◆ **SET EXERCISE**
Repeat each entry in full, exactly.

◆ **RECORDED INFORMATION**
** BEGIN **

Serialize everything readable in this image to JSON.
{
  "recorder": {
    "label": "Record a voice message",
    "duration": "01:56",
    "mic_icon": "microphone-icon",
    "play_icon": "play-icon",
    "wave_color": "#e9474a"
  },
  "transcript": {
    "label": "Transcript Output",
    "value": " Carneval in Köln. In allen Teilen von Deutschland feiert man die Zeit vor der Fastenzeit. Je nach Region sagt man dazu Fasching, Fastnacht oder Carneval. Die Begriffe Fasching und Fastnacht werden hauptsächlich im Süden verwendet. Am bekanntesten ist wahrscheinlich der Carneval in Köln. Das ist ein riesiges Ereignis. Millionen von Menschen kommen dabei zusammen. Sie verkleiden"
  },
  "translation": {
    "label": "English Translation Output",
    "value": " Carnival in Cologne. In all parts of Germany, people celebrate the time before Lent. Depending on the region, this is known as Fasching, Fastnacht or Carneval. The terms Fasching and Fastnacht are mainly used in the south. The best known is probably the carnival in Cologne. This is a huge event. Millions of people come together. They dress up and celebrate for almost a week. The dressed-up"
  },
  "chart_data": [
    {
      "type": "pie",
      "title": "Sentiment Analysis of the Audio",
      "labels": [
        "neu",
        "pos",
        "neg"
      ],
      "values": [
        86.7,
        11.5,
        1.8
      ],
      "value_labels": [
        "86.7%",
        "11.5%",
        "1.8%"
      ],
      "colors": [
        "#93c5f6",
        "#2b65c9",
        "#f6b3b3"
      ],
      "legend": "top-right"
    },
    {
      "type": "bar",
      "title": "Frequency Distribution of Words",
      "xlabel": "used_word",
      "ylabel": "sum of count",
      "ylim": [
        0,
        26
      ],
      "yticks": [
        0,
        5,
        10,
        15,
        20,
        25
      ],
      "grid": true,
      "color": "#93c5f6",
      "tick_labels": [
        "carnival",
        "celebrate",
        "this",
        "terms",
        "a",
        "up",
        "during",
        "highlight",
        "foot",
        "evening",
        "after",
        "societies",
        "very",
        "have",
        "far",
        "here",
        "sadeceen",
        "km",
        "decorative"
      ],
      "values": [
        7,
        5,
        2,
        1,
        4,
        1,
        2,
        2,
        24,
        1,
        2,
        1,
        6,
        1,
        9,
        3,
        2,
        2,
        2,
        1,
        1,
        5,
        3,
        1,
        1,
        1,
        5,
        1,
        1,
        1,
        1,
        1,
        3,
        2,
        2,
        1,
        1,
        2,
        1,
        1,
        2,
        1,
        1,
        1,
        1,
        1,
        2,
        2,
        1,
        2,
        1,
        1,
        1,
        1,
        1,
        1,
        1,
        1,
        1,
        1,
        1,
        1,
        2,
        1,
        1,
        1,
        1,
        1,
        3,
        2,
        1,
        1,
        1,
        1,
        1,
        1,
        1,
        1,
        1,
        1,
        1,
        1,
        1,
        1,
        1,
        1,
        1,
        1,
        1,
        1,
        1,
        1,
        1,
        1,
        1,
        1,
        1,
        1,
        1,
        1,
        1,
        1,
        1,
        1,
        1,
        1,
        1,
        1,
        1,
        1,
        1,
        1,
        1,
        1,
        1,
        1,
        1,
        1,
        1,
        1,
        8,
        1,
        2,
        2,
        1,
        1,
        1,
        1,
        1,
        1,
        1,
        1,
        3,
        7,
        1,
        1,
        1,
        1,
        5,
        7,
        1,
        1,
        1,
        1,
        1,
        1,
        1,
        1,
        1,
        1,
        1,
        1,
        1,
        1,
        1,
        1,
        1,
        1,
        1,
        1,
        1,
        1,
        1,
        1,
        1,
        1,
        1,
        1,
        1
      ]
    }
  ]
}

** END **

◆ **RESULT**
Serialize everything readable in this image to JSON.
{
  "recorder": {
    "label": "Record a voice message",
    "duration": "01:56",
    "mic_icon": "microphone-icon",
    "play_icon": "play-icon",
    "wave_color": "#e9474a"
  },
  "transcript": {
    "label": "Transcript Output",
    "value": " Carneval in Köln. In allen Teilen von Deutschland feiert man die Zeit vor der Fastenzeit. Je nach Region sagt man dazu Fasching, Fastnacht oder Carneval. Die Begriffe Fasching und Fastnacht werden hauptsächlich im Süden verwendet. Am bekanntesten ist wahrscheinlich der Carneval in Köln. Das ist ein riesiges Ereignis. Millionen von Menschen kommen dabei zusammen. Sie verkleiden"
  },
  "translation": {
    "label": "English Translation Output",
    "value": " Carnival in Cologne. In all parts of Germany, people celebrate the time before Lent. Depending on the region, this is known as Fasching, Fastnacht or Carneval. The terms Fasching and Fastnacht are mainly used in the south. The best known is probably the carnival in Cologne. This is a huge event. Millions of people come together. They dress up and celebrate for almost a week. The dressed-up"
  },
  "chart_data": [
    {
      "type": "pie",
      "title": "Sentiment Analysis of the Audio",
      "labels": [
        "neu",
        "pos",
        "neg"
      ],
      "values": [
        86.7,
        11.5,
        1.8
      ],
      "value_labels": [
        "86.7%",
        "11.5%",
        "1.8%"
      ],
      "colors": [
        "#93c5f6",
        "#2b65c9",
        "#f6b3b3"
      ],
      "legend": "top-right"
    },
    {
      "type": "bar",
      "title": "Frequency Distribution of Words",
      "xlabel": "used_word",
      "ylabel": "sum of count",
      "ylim": [
        0,
        26
      ],
      "yticks": [
        0,
        5,
        10,
        15,
        20,
        25
      ],
      "grid": true,
      "color": "#93c5f6",
      "tick_labels": [
        "carnival",
        "celebrate",
        "this",
        "terms",
        "a",
        "up",
        "during",
        "highlight",
        "foot",
        "evening",
        "after",
        "societies",
        "very",
        "have",
        "far",
        "here",
        "sadeceen",
        "km",
        "decorative"
      ],
      "values": [
        7,
        5,
        2,
        1,
        4,
        1,
        2,
        2,
        24,
        1,
        2,
        1,
        6,
        1,
        9,
        3,
        2,
        2,
        2,
        1,
        1,
        5,
        3,
        1,
        1,
        1,
        5,
        1,
        1,
        1,
        1,
        1,
        3,
        2,
        2,
        1,
        1,
        2,
        1,
        1,
        2,
        1,
        1,
        1,
        1,
        1,
        2,
        2,
        1,
        2,
        1,
        1,
        1,
        1,
        1,
        1,
        1,
        1,
        1,
        1,
        1,
        1,
        2,
        1,
        1,
        1,
        1,
        1,
        3,
        2,
        1,
        1,
        1,
        1,
        1,
        1,
        1,
        1,
        1,
        1,
        1,
        1,
        1,
        1,
        1,
        1,
        1,
        1,
        1,
        1,
        1,
        1,
        1,
        1,
        1,
        1,
        1,
        1,
        1,
        1,
        1,
        1,
        1,
        1,
        1,
        1,
        1,
        1,
        1,
        1,
        1,
        1,
        1,
        1,
        1,
        1,
        1,
        1,
        1,
        1,
        8,
        1,
        2,
        2,
        1,
        1,
        1,
        1,
        1,
        1,
        1,
        1,
        3,
        7,
        1,
        1,
        1,
        1,
        5,
        7,
        1,
        1,
        1,
        1,
        1,
        1,
        1,
        1,
        1,
        1,
        1,
        1,
        1,
        1,
        1,
        1,
        1,
        1,
        1,
        1,
        1,
        1,
        1,
        1,
        1,
        1,
        1,
        1,
        1
      ]
    }
  ]
}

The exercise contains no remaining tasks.